# Dataset excerpts start

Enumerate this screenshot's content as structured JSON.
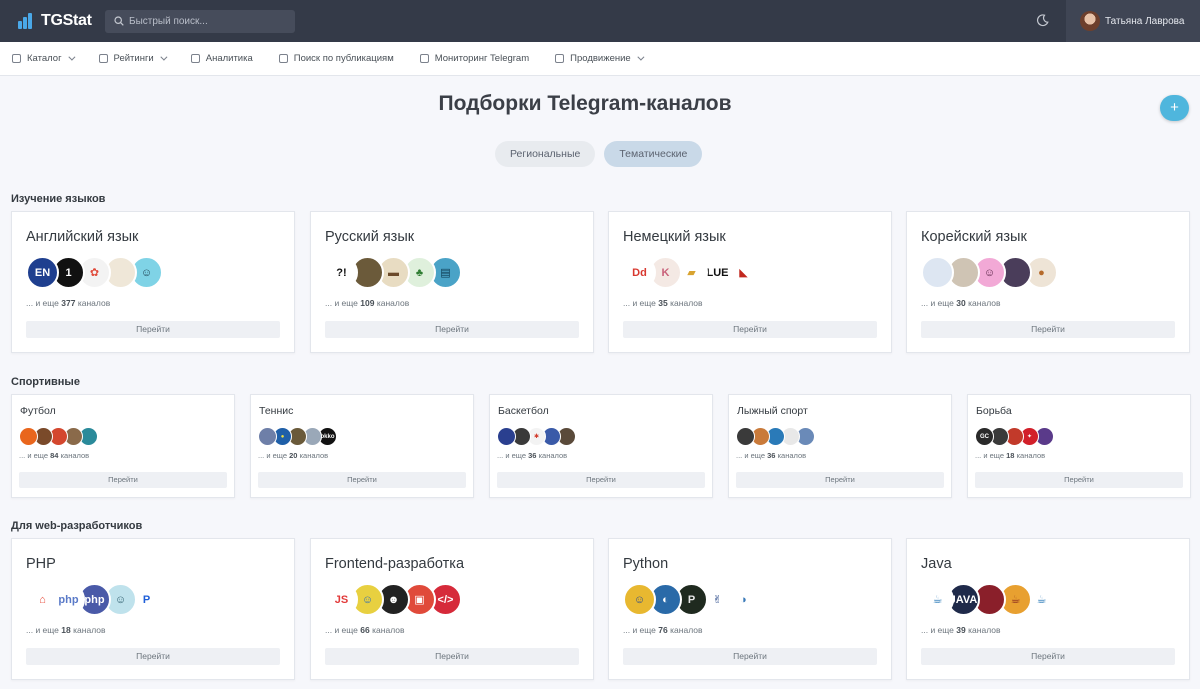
{
  "header": {
    "app_name": "TGStat",
    "search_placeholder": "Быстрый поиск...",
    "user_name": "Татьяна Лаврова"
  },
  "nav": [
    {
      "label": "Каталог",
      "icon": "grid-icon",
      "has_dropdown": true
    },
    {
      "label": "Рейтинги",
      "icon": "list-icon",
      "has_dropdown": true
    },
    {
      "label": "Аналитика",
      "icon": "chart-icon",
      "has_dropdown": false
    },
    {
      "label": "Поиск по публикациям",
      "icon": "search-icon",
      "has_dropdown": false
    },
    {
      "label": "Мониторинг Telegram",
      "icon": "monitor-icon",
      "has_dropdown": false
    },
    {
      "label": "Продвижение",
      "icon": "rocket-icon",
      "has_dropdown": true
    }
  ],
  "page": {
    "title": "Подборки Telegram-каналов",
    "add_label": "+",
    "tabs": [
      {
        "label": "Региональные",
        "active": false
      },
      {
        "label": "Тематические",
        "active": true
      }
    ]
  },
  "more_prefix": "... и еще",
  "more_suffix": "каналов",
  "go_label": "Перейти",
  "sections": [
    {
      "title": "Изучение языков",
      "cards": [
        {
          "title": "Английский язык",
          "count": "377",
          "avatars": [
            {
              "bg": "#1f3f8f",
              "text": "EN",
              "fg": "#ffffff"
            },
            {
              "bg": "#111111",
              "text": "1",
              "fg": "#ffffff"
            },
            {
              "bg": "#f3f3f3",
              "text": "✿",
              "fg": "#e04a3a"
            },
            {
              "bg": "#efe7d8",
              "text": "",
              "fg": "#555"
            },
            {
              "bg": "#7fd3e6",
              "text": "☺",
              "fg": "#1a3a4a"
            }
          ]
        },
        {
          "title": "Русский язык",
          "count": "109",
          "avatars": [
            {
              "bg": "#ffffff",
              "text": "?!",
              "fg": "#111111"
            },
            {
              "bg": "#6b5a3a",
              "text": "",
              "fg": "#fff"
            },
            {
              "bg": "#e8dcc2",
              "text": "▬",
              "fg": "#6b4a2a"
            },
            {
              "bg": "#dff0dc",
              "text": "♣",
              "fg": "#2f7d32"
            },
            {
              "bg": "#4aa3c7",
              "text": "▤",
              "fg": "#0e3b52"
            }
          ]
        },
        {
          "title": "Немецкий язык",
          "count": "35",
          "avatars": [
            {
              "bg": "#ffffff",
              "text": "Dd",
              "fg": "#d8382f"
            },
            {
              "bg": "#f4e9e4",
              "text": "K",
              "fg": "#c9627a"
            },
            {
              "bg": "#ffffff",
              "text": "▰",
              "fg": "#d8a32f"
            },
            {
              "bg": "#ffffff",
              "text": "LUE",
              "fg": "#111111"
            },
            {
              "bg": "#ffffff",
              "text": "◣",
              "fg": "#c2281e"
            }
          ]
        },
        {
          "title": "Корейский язык",
          "count": "30",
          "avatars": [
            {
              "bg": "#dde6f2",
              "text": "",
              "fg": "#333"
            },
            {
              "bg": "#cfc4b4",
              "text": "",
              "fg": "#333"
            },
            {
              "bg": "#f2a9d6",
              "text": "☺",
              "fg": "#552244"
            },
            {
              "bg": "#4a3d5a",
              "text": "",
              "fg": "#fff"
            },
            {
              "bg": "#eee4d6",
              "text": "●",
              "fg": "#b56a2a"
            }
          ]
        }
      ]
    },
    {
      "title": "Спортивные",
      "cards": [
        {
          "title": "Футбол",
          "count": "84",
          "avatars": [
            {
              "bg": "#e9661d",
              "text": "",
              "fg": "#fff"
            },
            {
              "bg": "#7a4a2a",
              "text": "",
              "fg": "#fff"
            },
            {
              "bg": "#d4472e",
              "text": "",
              "fg": "#fff"
            },
            {
              "bg": "#8a6a4a",
              "text": "",
              "fg": "#fff"
            },
            {
              "bg": "#2a8a9a",
              "text": "",
              "fg": "#fff"
            }
          ]
        },
        {
          "title": "Теннис",
          "count": "20",
          "avatars": [
            {
              "bg": "#6e7fa8",
              "text": "",
              "fg": "#fff"
            },
            {
              "bg": "#1f5fa8",
              "text": "●",
              "fg": "#f0e040"
            },
            {
              "bg": "#6a5a3a",
              "text": "",
              "fg": "#fff"
            },
            {
              "bg": "#9aa8b8",
              "text": "",
              "fg": "#fff"
            },
            {
              "bg": "#111111",
              "text": "okko",
              "fg": "#ffffff"
            }
          ]
        },
        {
          "title": "Баскетбол",
          "count": "36",
          "avatars": [
            {
              "bg": "#2a3f8f",
              "text": "",
              "fg": "#fff"
            },
            {
              "bg": "#3a3a3a",
              "text": "",
              "fg": "#fff"
            },
            {
              "bg": "#f3f3f3",
              "text": "✱",
              "fg": "#d23a2a"
            },
            {
              "bg": "#3a5aa8",
              "text": "",
              "fg": "#fff"
            },
            {
              "bg": "#5a4a3a",
              "text": "",
              "fg": "#fff"
            }
          ]
        },
        {
          "title": "Лыжный спорт",
          "count": "36",
          "avatars": [
            {
              "bg": "#3a3a3a",
              "text": "",
              "fg": "#fff"
            },
            {
              "bg": "#c97a3a",
              "text": "",
              "fg": "#fff"
            },
            {
              "bg": "#2a7ab8",
              "text": "",
              "fg": "#fff"
            },
            {
              "bg": "#e8e8e8",
              "text": "",
              "fg": "#333"
            },
            {
              "bg": "#6a8ab8",
              "text": "",
              "fg": "#fff"
            }
          ]
        },
        {
          "title": "Борьба",
          "count": "18",
          "avatars": [
            {
              "bg": "#2a2a2a",
              "text": "GC",
              "fg": "#ffffff"
            },
            {
              "bg": "#3a3a3a",
              "text": "",
              "fg": "#fff"
            },
            {
              "bg": "#c23a2a",
              "text": "",
              "fg": "#fff"
            },
            {
              "bg": "#d21f2a",
              "text": "✦",
              "fg": "#fff"
            },
            {
              "bg": "#5a3a8a",
              "text": "",
              "fg": "#f0d040"
            }
          ]
        }
      ]
    },
    {
      "title": "Для web-разработчиков",
      "cards": [
        {
          "title": "PHP",
          "count": "18",
          "avatars": [
            {
              "bg": "#ffffff",
              "text": "⌂",
              "fg": "#e74a3a"
            },
            {
              "bg": "#ffffff",
              "text": "php",
              "fg": "#5a7ac8"
            },
            {
              "bg": "#4a5aa8",
              "text": "php",
              "fg": "#ffffff"
            },
            {
              "bg": "#bfe2ec",
              "text": "☺",
              "fg": "#2a5a6a"
            },
            {
              "bg": "#ffffff",
              "text": "P",
              "fg": "#1f5fd8"
            }
          ]
        },
        {
          "title": "Frontend-разработка",
          "count": "66",
          "avatars": [
            {
              "bg": "#ffffff",
              "text": "JS",
              "fg": "#e23a3a"
            },
            {
              "bg": "#e8d040",
              "text": "☺",
              "fg": "#2a6ab8"
            },
            {
              "bg": "#222222",
              "text": "☻",
              "fg": "#ffffff"
            },
            {
              "bg": "#e04a3a",
              "text": "▣",
              "fg": "#ffffff"
            },
            {
              "bg": "#d62a3a",
              "text": "</>",
              "fg": "#ffffff"
            }
          ]
        },
        {
          "title": "Python",
          "count": "76",
          "avatars": [
            {
              "bg": "#e8b830",
              "text": "☺",
              "fg": "#2a4a8a"
            },
            {
              "bg": "#2a6aa8",
              "text": "◐",
              "fg": "#ffffff"
            },
            {
              "bg": "#1f2a1f",
              "text": "P",
              "fg": "#e8e8e8"
            },
            {
              "bg": "#ffffff",
              "text": "✌",
              "fg": "#2a4a8a"
            },
            {
              "bg": "#ffffff",
              "text": "◑",
              "fg": "#3a7ab8"
            }
          ]
        },
        {
          "title": "Java",
          "count": "39",
          "avatars": [
            {
              "bg": "#ffffff",
              "text": "☕",
              "fg": "#2a7ab8"
            },
            {
              "bg": "#1f2a4a",
              "text": "JAVA",
              "fg": "#ffffff"
            },
            {
              "bg": "#8a1f2a",
              "text": "",
              "fg": "#fff"
            },
            {
              "bg": "#e8a030",
              "text": "☕",
              "fg": "#8a2a1f"
            },
            {
              "bg": "#ffffff",
              "text": "☕",
              "fg": "#2a7ab8"
            }
          ]
        }
      ]
    }
  ]
}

# Dataset excerpts end

§ Your instructions
Copy out every line of the data that includes "каналов".

§ Reply
    "title": "Подборки Telegram-каналов",
  "more_suffix": "каналов",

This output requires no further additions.